__TASK BRIEF__. Report how many lines below contain the word "JSON", and give only that number.

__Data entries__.
■ ■ ■ ■ ■

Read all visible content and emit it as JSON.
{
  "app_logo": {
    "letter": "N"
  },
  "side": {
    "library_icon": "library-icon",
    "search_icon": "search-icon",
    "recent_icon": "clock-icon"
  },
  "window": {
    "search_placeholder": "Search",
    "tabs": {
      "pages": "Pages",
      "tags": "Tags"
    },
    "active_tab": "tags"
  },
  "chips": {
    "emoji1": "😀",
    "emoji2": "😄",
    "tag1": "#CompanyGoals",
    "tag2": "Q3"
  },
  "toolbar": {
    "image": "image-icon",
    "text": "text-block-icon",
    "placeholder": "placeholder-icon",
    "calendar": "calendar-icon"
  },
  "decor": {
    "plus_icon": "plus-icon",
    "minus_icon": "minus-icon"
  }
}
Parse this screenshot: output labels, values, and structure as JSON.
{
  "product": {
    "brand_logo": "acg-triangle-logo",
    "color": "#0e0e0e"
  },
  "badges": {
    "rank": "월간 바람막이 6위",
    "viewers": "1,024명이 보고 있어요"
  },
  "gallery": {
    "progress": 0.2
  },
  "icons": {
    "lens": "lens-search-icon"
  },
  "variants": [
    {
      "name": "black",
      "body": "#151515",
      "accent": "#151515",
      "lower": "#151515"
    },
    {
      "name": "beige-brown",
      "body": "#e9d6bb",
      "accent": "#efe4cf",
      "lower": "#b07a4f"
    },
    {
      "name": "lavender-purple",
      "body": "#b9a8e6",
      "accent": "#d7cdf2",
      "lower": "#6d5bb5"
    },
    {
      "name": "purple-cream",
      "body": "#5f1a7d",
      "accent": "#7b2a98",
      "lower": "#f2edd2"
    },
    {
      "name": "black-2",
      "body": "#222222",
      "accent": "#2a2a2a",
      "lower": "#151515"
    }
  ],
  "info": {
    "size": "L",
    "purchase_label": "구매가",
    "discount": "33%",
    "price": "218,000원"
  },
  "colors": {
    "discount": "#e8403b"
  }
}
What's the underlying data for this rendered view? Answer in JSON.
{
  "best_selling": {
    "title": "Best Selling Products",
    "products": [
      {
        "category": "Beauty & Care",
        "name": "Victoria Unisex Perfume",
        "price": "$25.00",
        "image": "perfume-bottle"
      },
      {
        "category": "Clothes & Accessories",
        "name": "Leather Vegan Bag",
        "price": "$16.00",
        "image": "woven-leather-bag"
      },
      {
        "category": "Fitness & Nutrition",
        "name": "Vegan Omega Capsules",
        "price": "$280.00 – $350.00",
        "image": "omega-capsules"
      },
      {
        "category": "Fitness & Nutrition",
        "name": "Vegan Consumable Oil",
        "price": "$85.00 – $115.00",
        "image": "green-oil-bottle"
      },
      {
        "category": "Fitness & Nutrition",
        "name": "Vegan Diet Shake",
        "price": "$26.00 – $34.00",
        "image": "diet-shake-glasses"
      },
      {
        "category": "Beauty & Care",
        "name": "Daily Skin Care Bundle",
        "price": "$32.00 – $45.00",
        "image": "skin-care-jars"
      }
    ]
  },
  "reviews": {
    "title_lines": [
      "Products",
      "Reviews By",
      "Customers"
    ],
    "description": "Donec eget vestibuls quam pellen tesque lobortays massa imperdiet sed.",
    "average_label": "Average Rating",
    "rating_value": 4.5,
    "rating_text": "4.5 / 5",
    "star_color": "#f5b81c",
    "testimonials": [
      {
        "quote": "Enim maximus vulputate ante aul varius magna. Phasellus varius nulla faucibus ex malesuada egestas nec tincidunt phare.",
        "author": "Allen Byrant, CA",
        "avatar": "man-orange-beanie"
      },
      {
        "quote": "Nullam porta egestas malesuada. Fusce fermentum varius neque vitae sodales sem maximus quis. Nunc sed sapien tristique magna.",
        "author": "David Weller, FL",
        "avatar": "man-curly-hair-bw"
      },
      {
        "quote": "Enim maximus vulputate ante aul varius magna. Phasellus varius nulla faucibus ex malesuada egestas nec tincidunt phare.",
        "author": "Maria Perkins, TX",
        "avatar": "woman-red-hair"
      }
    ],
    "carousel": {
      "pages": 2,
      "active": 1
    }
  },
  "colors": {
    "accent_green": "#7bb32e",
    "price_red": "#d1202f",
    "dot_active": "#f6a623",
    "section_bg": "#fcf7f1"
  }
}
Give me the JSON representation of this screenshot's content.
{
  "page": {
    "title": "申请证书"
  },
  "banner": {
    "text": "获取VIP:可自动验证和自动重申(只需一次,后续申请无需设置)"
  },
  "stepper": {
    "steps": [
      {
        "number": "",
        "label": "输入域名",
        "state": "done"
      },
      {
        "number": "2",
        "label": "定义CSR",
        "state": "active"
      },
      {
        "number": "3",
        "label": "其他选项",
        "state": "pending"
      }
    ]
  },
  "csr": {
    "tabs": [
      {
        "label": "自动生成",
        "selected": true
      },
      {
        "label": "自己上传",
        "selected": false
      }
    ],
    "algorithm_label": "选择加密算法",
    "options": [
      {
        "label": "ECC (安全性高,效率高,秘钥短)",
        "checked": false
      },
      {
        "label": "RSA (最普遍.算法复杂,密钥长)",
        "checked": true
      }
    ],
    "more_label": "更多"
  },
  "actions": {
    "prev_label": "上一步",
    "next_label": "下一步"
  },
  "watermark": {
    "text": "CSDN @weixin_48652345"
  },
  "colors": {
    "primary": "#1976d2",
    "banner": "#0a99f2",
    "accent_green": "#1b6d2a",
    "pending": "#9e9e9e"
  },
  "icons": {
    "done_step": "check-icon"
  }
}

■ ■ ■ ■ ■

__EXERCISE SOLUTION__. 4